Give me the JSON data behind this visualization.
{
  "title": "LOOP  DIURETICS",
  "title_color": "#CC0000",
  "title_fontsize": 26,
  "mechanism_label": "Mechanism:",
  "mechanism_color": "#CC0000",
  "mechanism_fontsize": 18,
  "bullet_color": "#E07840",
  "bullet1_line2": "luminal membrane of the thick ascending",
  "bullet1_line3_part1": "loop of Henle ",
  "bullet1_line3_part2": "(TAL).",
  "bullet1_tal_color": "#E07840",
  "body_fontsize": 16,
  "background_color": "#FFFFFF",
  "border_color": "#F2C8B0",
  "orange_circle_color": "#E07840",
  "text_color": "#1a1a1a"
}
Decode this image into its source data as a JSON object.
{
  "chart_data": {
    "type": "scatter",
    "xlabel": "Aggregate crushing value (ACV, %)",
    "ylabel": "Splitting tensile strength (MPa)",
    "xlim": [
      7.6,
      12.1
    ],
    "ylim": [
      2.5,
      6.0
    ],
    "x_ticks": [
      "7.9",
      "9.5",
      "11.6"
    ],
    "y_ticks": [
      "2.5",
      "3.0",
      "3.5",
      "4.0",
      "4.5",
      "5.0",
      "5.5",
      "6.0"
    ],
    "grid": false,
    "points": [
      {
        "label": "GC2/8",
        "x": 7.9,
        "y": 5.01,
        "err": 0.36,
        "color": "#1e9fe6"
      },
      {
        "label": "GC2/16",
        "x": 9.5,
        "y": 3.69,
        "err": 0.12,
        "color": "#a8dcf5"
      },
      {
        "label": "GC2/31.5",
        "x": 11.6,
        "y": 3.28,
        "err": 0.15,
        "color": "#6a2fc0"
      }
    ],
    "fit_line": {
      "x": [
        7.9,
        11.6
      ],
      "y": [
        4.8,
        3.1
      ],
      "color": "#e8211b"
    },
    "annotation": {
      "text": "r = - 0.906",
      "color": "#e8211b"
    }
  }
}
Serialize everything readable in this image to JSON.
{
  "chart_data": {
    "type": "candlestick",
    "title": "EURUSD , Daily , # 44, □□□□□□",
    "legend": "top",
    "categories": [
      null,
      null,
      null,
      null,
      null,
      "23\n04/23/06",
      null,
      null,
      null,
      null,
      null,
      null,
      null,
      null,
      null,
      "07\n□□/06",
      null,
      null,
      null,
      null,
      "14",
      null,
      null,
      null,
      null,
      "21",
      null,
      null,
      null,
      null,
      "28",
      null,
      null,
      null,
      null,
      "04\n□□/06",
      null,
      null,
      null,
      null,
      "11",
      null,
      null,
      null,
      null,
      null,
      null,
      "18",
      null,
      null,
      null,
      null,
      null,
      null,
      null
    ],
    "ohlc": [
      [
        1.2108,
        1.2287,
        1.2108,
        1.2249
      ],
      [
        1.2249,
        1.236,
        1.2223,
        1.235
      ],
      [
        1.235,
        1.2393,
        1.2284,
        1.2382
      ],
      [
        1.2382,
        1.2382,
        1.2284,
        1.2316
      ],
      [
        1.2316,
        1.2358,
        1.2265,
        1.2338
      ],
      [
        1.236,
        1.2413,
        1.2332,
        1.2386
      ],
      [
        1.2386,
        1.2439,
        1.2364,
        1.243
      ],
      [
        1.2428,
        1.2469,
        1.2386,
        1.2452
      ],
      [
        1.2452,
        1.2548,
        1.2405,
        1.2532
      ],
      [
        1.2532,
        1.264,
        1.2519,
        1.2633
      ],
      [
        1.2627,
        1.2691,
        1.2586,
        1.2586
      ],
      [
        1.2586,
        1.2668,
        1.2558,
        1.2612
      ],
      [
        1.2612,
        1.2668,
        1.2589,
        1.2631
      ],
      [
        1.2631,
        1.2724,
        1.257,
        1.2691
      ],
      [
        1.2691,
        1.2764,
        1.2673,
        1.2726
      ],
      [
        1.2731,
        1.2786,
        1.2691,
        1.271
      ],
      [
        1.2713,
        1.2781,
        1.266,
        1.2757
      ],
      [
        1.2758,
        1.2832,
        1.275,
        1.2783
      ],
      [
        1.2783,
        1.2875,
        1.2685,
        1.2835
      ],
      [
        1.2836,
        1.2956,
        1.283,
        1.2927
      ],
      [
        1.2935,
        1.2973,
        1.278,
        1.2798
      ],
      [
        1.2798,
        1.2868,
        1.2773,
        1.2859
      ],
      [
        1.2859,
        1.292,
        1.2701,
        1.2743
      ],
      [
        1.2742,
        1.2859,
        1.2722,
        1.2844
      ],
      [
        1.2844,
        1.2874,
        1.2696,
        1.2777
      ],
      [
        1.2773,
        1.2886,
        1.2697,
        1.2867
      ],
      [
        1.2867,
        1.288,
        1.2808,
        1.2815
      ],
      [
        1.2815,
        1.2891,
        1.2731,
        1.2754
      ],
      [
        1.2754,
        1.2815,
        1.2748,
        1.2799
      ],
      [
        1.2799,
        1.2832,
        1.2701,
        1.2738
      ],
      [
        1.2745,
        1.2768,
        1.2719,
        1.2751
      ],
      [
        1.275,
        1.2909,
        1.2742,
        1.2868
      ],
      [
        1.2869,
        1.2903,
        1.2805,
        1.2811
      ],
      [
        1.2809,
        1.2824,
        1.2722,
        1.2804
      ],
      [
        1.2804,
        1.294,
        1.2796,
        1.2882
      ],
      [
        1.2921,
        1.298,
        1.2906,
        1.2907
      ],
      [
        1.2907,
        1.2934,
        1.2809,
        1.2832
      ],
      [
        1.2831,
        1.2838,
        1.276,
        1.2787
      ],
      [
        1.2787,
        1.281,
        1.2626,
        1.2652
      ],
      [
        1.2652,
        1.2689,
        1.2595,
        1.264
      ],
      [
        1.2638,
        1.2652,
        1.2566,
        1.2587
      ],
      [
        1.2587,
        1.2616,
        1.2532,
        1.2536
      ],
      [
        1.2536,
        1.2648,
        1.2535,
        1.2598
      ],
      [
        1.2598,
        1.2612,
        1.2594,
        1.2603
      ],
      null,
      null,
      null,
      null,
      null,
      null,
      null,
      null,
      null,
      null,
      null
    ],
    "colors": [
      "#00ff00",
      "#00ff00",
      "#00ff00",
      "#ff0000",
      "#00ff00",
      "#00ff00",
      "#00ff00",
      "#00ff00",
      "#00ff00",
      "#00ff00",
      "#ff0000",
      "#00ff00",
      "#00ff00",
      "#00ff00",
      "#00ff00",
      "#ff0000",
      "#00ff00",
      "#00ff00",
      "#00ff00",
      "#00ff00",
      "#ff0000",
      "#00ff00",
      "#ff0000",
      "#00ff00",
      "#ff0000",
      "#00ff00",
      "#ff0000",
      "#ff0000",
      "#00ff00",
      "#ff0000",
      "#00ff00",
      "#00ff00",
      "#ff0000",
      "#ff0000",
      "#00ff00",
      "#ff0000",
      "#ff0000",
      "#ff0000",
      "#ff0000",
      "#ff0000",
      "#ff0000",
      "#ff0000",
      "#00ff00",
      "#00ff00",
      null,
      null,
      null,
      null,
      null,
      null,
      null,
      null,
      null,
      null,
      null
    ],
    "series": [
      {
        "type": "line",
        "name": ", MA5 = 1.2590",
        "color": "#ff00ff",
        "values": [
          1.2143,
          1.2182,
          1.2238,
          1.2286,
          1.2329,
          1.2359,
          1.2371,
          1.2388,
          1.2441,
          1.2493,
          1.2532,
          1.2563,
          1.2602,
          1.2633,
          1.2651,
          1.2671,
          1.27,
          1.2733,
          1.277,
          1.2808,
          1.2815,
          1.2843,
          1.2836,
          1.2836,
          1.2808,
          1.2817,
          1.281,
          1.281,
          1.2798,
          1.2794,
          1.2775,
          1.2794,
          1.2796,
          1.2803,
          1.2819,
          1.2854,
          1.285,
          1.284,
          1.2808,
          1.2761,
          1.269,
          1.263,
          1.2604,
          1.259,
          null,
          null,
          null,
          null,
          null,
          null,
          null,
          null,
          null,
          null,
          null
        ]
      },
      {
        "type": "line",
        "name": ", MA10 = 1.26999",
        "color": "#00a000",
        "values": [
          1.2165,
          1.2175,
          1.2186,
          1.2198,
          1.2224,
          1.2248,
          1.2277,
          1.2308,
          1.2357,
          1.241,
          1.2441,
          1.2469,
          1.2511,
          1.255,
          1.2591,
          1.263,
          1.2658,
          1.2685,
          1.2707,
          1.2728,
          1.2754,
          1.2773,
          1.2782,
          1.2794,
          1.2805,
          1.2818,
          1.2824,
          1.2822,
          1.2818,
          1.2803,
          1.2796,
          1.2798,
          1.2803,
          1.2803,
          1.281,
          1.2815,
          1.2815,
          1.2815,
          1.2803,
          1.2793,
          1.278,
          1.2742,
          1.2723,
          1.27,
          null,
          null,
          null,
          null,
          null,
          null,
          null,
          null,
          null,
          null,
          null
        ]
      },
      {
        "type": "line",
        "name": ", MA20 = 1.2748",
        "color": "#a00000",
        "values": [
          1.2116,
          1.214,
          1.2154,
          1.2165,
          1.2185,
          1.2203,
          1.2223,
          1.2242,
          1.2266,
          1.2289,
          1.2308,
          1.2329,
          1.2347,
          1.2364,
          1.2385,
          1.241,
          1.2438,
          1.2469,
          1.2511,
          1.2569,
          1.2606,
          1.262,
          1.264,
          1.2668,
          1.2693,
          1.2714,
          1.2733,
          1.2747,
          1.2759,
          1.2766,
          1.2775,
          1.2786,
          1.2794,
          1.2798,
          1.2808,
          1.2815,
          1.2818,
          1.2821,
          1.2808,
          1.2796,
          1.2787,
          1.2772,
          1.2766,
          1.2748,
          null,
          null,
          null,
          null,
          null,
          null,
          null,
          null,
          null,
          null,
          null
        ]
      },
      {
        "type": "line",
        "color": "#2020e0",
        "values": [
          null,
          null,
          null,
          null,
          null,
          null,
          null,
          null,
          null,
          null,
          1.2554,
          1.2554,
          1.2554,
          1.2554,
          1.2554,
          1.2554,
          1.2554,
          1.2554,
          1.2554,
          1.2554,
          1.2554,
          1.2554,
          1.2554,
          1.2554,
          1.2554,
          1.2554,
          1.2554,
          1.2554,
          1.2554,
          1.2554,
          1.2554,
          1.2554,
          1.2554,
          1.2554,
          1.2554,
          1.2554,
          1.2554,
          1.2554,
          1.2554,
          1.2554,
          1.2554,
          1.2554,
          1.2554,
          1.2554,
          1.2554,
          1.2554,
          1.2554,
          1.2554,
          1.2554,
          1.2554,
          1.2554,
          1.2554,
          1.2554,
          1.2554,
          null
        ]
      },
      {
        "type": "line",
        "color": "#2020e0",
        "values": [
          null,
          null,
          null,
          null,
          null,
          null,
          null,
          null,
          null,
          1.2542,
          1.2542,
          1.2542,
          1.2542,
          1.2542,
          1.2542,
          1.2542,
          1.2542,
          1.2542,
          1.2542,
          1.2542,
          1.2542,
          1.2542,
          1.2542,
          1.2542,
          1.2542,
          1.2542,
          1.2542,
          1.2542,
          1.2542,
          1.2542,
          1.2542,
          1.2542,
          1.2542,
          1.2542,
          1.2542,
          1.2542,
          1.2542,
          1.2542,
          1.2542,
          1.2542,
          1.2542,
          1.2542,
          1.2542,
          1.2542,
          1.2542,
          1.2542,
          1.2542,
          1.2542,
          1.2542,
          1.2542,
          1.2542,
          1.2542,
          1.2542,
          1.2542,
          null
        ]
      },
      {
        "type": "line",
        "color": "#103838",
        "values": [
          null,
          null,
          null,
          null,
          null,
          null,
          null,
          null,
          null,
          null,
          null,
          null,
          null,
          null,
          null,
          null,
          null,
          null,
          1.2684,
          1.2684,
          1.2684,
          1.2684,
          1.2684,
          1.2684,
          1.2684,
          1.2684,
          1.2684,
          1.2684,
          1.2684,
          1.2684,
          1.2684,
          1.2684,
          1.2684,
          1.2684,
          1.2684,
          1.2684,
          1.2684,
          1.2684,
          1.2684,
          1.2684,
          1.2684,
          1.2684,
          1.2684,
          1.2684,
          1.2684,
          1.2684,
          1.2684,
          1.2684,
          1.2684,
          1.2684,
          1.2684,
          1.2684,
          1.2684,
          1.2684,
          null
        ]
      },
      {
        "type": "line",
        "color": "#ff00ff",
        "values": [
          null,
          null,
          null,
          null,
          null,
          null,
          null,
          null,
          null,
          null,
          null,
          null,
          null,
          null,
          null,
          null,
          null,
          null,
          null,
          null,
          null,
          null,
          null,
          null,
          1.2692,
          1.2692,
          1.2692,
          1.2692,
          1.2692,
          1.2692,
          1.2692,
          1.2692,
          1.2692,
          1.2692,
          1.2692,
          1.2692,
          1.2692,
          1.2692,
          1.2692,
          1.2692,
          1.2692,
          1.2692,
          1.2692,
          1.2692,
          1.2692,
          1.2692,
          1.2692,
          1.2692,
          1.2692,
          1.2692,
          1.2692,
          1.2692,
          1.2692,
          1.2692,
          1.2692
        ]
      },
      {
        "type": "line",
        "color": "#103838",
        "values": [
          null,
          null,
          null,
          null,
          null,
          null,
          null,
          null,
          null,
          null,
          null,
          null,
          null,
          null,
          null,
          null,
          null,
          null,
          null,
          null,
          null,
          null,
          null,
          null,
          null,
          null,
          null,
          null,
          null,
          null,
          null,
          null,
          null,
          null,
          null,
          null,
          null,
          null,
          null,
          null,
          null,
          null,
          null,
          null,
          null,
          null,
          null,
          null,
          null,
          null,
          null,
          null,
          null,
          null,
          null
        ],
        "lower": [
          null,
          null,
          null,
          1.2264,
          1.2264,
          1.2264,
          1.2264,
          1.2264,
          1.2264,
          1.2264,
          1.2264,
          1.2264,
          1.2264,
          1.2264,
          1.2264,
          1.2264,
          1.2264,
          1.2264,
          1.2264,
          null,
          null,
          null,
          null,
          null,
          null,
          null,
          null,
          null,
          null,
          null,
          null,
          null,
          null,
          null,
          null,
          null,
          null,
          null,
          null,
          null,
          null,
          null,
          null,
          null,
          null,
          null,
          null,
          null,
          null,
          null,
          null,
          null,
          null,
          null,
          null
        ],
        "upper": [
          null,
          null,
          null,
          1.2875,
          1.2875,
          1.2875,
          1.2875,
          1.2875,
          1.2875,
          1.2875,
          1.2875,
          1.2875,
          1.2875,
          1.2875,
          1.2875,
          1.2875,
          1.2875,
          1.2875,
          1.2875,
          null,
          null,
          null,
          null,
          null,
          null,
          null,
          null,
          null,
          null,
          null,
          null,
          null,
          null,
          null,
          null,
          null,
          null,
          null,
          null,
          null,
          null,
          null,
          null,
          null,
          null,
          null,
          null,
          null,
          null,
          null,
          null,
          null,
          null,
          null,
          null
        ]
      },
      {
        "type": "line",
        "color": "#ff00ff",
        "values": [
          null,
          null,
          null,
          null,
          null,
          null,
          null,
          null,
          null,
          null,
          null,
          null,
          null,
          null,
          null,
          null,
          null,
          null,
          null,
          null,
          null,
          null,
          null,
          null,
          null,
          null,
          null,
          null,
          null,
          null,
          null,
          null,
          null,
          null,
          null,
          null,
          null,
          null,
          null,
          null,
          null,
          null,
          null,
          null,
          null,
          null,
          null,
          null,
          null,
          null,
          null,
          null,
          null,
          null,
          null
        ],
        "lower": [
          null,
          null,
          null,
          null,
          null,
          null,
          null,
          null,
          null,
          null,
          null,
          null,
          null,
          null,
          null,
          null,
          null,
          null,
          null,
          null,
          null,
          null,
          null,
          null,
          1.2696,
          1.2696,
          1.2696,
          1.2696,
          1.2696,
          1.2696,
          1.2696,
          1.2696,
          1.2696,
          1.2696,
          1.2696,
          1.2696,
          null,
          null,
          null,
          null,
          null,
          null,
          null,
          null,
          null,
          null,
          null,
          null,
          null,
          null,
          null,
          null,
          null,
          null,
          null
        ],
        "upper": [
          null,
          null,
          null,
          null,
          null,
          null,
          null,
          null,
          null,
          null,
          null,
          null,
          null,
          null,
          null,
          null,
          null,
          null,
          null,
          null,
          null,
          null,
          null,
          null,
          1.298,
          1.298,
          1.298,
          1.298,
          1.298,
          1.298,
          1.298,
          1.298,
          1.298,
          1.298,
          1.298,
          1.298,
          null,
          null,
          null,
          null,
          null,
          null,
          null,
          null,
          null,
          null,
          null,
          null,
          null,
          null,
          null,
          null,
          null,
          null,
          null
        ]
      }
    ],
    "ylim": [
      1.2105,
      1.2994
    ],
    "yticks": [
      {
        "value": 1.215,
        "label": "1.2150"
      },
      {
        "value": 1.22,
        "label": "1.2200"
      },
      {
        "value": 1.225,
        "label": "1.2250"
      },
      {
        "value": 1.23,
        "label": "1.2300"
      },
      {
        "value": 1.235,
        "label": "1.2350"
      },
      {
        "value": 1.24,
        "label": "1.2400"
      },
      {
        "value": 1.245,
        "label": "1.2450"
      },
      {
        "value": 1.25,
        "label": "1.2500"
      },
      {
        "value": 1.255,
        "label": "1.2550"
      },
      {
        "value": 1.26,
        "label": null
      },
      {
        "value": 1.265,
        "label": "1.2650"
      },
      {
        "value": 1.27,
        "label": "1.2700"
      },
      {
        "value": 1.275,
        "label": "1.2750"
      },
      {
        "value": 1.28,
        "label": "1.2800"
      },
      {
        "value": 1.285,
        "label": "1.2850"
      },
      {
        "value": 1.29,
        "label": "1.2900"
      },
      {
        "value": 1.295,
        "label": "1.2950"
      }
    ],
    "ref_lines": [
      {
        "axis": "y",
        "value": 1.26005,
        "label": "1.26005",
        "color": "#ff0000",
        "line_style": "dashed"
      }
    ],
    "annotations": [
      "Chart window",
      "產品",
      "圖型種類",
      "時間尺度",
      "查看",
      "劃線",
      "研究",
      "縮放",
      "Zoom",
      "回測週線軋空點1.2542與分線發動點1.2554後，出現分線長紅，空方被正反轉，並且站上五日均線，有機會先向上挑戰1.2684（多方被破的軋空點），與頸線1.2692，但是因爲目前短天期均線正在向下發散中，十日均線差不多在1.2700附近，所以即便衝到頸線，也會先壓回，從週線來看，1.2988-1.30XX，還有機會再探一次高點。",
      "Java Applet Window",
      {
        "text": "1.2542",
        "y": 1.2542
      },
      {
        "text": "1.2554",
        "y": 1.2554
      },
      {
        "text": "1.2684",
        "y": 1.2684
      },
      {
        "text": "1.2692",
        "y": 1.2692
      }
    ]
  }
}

+ + + + +

▶ _Task directions_: Filter the data for the string "name" and copy every line that has it.

▶ _Solution to this task_:
        "name": ", MA5 = 1.2590",
        "name": ", MA10 = 1.26999",
        "name": ", MA20 = 1.2748",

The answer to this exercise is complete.